*Data for this task*
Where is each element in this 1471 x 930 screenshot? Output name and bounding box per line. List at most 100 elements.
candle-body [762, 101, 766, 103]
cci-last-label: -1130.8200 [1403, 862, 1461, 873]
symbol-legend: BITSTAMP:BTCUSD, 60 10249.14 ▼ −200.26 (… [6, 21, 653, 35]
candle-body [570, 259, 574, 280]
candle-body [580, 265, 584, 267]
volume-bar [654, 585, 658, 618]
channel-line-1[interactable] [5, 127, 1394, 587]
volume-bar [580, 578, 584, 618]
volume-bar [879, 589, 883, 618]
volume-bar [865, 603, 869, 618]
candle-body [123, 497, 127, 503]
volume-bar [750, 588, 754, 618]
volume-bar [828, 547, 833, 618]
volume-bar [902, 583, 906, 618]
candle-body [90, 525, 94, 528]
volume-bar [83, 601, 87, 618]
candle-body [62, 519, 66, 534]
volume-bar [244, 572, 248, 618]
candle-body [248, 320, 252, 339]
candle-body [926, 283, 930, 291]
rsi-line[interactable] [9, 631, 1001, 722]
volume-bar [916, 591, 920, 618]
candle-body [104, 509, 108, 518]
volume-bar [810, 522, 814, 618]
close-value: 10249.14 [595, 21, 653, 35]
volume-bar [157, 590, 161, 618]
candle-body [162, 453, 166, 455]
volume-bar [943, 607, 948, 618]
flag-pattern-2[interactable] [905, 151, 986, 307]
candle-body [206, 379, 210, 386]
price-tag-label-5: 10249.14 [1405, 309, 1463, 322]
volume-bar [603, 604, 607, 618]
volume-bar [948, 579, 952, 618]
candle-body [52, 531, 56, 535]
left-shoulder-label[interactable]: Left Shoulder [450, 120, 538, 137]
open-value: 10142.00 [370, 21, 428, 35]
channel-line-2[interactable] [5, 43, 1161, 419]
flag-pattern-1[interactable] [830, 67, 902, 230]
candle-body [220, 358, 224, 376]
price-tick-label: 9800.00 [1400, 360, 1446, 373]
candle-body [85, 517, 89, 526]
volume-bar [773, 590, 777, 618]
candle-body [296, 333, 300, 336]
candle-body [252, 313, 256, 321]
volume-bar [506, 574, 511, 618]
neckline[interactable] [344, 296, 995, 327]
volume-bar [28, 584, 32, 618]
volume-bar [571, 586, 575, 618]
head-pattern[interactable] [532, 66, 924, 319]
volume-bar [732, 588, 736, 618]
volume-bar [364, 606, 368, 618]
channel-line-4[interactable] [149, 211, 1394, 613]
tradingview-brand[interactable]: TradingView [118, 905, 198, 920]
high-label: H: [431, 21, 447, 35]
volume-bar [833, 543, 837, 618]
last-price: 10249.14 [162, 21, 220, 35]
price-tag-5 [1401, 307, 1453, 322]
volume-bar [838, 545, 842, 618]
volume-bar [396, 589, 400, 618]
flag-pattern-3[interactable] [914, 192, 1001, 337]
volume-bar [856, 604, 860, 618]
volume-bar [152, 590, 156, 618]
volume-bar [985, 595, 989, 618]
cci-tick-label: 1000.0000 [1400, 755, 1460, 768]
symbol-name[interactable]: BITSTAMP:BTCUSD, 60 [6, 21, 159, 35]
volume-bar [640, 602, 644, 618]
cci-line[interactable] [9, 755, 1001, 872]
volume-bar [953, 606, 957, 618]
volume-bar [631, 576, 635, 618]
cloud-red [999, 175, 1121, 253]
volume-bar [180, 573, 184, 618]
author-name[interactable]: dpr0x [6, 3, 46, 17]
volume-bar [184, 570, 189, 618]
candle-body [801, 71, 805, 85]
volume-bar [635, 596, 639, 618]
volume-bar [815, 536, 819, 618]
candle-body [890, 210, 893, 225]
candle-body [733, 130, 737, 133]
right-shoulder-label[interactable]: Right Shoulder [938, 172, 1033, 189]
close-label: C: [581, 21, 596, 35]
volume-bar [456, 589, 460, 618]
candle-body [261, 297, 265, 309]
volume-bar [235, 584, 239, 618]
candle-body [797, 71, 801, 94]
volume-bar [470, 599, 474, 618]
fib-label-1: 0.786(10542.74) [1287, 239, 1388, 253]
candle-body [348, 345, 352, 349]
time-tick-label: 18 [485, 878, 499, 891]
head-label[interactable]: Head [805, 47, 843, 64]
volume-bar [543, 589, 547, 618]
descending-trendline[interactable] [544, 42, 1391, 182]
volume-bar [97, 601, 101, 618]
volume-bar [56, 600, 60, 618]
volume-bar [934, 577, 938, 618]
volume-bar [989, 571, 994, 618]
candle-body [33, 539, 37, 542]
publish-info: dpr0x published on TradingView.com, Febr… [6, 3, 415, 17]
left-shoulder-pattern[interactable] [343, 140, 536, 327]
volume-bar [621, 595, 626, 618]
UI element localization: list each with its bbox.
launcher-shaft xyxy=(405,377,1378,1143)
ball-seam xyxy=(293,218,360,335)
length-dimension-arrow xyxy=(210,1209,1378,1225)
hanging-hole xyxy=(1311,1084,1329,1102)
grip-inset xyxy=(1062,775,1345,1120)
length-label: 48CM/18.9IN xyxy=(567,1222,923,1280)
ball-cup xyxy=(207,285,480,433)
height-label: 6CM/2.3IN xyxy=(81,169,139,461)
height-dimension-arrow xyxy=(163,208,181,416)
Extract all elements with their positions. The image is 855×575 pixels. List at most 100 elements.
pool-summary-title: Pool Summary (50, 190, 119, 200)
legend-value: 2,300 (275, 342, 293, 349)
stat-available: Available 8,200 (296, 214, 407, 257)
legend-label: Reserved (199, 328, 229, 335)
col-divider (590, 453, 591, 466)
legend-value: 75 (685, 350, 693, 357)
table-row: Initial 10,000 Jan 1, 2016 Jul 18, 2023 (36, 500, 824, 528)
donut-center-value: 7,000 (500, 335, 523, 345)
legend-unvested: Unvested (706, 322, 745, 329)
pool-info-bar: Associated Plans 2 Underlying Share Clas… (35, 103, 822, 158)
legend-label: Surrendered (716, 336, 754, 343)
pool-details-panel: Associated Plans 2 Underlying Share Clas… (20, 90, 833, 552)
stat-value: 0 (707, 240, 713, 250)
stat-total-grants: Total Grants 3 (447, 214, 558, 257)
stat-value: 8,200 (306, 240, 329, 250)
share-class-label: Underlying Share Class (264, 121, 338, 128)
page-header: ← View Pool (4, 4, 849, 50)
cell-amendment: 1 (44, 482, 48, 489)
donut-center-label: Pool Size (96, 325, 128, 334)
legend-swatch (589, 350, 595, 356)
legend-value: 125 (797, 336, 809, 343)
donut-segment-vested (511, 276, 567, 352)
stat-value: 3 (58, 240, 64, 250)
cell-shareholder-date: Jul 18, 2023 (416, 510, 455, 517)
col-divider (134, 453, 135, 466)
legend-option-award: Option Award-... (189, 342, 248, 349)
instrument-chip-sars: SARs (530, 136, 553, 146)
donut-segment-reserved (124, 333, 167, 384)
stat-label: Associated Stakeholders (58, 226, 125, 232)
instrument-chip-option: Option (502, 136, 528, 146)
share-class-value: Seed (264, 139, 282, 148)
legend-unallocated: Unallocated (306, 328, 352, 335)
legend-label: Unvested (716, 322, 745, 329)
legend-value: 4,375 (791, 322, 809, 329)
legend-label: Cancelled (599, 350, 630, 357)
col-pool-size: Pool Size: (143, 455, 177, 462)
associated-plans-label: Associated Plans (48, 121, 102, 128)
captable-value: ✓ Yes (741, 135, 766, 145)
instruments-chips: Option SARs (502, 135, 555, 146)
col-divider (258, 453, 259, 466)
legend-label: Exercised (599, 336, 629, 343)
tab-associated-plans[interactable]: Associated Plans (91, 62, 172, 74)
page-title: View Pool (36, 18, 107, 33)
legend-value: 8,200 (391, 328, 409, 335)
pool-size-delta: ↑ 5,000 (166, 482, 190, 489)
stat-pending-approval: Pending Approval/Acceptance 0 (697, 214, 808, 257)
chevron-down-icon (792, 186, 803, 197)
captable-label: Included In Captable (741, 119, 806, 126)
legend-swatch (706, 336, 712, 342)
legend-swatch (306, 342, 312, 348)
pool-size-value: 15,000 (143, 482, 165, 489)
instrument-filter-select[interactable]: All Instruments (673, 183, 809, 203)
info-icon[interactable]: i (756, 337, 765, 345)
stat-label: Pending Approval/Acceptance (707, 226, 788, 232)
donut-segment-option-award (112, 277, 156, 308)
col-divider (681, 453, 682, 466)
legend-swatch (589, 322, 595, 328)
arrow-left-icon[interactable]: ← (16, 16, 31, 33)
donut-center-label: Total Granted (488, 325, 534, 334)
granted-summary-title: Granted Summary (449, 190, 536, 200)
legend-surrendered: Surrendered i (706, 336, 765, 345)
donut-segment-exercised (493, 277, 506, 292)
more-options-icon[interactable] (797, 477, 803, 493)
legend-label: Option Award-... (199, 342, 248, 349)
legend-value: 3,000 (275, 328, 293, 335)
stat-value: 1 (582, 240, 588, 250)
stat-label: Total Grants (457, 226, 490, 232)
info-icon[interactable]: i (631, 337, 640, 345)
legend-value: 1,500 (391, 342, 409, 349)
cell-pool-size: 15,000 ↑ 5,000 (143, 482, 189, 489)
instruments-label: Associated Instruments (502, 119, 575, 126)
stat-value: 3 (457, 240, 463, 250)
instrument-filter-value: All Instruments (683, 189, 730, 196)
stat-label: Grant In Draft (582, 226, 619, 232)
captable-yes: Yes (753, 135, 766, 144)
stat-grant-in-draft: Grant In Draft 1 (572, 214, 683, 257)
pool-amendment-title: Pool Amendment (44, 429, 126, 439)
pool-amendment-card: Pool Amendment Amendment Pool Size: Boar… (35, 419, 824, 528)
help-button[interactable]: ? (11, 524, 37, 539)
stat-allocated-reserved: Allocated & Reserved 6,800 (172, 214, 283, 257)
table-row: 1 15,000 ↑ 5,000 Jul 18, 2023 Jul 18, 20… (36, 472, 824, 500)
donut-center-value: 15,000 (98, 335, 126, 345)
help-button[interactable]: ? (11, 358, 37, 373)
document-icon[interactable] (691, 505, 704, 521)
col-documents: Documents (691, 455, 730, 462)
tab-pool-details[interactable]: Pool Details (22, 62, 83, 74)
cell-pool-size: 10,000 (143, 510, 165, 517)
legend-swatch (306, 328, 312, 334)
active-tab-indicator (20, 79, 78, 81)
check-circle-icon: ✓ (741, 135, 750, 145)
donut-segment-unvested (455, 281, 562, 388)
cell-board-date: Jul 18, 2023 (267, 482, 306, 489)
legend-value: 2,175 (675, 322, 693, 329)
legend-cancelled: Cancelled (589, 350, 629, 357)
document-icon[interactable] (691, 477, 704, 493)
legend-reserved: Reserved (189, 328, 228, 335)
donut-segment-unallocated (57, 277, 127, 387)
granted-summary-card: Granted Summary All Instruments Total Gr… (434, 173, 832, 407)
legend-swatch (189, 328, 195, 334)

*Task requirements*
Copy the listing from its first line through the line with "candle-body [926, 283, 930, 291]", both included. Swap every "volume-bar" for "vol-bar" and leave everything else untouched.

*Solution for this exercise*
Where is each element in this 1471 x 930 screenshot? Output name and bounding box per line. List at most 100 elements.
candle-body [762, 101, 766, 103]
cci-last-label: -1130.8200 [1403, 862, 1461, 873]
symbol-legend: BITSTAMP:BTCUSD, 60 10249.14 ▼ −200.26 (… [6, 21, 653, 35]
candle-body [570, 259, 574, 280]
candle-body [580, 265, 584, 267]
vol-bar [654, 585, 658, 618]
channel-line-1[interactable] [5, 127, 1394, 587]
vol-bar [580, 578, 584, 618]
vol-bar [879, 589, 883, 618]
vol-bar [865, 603, 869, 618]
candle-body [123, 497, 127, 503]
vol-bar [750, 588, 754, 618]
vol-bar [828, 547, 833, 618]
vol-bar [902, 583, 906, 618]
candle-body [90, 525, 94, 528]
vol-bar [83, 601, 87, 618]
candle-body [62, 519, 66, 534]
vol-bar [244, 572, 248, 618]
candle-body [248, 320, 252, 339]
candle-body [926, 283, 930, 291]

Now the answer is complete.